▸ **The request**
Report back each line of the records that contains the string "time".
------------------------------------------------------------
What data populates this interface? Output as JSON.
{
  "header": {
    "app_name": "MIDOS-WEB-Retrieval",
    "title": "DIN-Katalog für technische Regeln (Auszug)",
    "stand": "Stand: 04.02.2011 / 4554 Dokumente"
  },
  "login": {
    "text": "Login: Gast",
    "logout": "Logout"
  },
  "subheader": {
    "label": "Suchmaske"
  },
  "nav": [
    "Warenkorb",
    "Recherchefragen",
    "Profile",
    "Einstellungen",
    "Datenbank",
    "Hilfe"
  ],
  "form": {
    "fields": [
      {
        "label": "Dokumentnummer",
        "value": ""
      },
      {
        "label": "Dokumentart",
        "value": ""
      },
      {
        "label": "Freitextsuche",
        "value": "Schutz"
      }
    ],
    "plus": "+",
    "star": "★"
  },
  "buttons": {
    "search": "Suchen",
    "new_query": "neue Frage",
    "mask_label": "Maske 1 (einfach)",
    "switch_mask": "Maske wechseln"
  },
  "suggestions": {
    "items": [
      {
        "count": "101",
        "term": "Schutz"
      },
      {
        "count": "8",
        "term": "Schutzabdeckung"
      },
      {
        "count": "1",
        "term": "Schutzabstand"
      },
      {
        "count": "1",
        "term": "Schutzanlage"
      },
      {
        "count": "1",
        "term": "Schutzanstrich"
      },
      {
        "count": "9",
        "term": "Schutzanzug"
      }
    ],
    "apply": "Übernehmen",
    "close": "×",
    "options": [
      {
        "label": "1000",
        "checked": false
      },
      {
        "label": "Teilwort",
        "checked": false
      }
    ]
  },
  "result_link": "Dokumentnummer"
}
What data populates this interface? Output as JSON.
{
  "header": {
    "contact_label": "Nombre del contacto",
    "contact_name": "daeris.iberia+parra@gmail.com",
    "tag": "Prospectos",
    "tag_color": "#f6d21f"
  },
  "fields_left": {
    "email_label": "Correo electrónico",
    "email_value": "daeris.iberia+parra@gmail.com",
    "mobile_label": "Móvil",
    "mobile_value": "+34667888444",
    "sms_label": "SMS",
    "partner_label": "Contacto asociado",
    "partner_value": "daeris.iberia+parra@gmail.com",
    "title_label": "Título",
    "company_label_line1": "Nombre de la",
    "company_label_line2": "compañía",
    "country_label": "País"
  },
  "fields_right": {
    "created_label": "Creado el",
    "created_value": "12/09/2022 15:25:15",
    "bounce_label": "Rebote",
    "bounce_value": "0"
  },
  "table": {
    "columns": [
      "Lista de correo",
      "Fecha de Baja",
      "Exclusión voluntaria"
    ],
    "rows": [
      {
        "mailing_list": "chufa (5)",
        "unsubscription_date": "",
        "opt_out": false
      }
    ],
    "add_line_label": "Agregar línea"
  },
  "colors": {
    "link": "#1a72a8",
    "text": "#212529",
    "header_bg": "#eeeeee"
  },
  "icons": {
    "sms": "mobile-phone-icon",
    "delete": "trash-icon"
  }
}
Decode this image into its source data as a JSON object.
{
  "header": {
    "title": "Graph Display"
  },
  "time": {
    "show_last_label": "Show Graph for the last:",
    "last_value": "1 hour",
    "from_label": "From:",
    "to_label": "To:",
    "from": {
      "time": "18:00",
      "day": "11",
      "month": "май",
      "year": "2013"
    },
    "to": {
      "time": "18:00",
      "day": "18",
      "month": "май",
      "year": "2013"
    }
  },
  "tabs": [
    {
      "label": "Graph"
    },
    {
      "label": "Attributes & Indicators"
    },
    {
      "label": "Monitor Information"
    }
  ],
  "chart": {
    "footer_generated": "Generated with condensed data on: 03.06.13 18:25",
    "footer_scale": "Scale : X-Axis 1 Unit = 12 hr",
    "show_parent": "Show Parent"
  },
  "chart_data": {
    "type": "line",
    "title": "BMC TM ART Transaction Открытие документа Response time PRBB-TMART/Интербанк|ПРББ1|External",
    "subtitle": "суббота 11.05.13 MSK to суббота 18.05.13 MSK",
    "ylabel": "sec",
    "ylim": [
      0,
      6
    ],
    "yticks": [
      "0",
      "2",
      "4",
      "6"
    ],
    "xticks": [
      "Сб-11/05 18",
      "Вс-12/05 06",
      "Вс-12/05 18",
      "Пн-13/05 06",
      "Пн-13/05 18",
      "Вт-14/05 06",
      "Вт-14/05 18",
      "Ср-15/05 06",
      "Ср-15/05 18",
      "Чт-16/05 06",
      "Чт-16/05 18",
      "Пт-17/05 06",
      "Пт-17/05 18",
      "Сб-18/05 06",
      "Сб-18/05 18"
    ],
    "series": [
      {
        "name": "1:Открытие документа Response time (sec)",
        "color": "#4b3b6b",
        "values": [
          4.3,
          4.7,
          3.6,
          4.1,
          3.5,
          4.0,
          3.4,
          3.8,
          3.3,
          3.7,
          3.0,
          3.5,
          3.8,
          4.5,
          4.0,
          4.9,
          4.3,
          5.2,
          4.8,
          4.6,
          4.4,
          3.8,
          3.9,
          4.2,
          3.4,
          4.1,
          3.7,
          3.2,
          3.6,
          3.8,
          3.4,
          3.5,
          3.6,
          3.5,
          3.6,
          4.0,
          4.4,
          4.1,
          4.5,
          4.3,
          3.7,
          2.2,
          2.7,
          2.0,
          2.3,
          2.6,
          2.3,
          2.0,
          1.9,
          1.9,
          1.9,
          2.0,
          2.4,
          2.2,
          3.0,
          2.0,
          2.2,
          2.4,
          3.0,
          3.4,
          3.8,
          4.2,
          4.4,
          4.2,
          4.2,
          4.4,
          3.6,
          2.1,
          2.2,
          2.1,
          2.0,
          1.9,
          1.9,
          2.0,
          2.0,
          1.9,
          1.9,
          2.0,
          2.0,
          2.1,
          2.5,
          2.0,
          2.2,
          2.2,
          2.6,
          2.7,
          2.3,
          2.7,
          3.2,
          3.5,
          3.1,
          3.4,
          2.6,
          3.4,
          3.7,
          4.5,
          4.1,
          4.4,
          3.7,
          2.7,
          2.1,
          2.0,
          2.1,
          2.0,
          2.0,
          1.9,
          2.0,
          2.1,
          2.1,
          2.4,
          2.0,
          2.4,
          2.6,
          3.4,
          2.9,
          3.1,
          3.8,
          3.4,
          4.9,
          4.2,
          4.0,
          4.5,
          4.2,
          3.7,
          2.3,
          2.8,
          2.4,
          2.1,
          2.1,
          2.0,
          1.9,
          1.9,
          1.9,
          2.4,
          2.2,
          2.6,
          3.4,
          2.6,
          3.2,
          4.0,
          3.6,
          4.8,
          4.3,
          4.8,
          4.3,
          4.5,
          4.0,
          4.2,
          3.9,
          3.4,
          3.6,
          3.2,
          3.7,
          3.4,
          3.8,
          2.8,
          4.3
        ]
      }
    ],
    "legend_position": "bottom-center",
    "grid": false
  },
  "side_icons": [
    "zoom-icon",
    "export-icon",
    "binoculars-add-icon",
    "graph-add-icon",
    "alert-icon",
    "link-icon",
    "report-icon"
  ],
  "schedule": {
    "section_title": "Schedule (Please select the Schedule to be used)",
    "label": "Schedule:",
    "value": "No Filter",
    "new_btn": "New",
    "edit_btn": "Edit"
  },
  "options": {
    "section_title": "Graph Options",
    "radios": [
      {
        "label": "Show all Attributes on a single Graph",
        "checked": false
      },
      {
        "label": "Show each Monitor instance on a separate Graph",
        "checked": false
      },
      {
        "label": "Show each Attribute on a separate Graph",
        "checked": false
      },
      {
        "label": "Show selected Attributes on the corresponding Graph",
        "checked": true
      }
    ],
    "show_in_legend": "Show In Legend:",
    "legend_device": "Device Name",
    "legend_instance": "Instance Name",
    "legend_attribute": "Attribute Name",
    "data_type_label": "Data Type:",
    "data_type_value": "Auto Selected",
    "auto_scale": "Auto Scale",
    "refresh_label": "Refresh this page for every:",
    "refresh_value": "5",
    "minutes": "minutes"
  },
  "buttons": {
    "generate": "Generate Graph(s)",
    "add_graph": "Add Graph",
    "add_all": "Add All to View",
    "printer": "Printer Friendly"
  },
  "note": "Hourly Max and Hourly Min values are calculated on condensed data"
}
------------------------------------------------------------
▸ **Completed exercise**
  "time": {
      "time": "18:00",
      "time": "18:00",
    "title": "BMC TM ART Transaction Открытие документа Response time PRBB-TMART/Интербанк|ПРББ1|External",
        "name": "1:Открытие документа Response time (sec)",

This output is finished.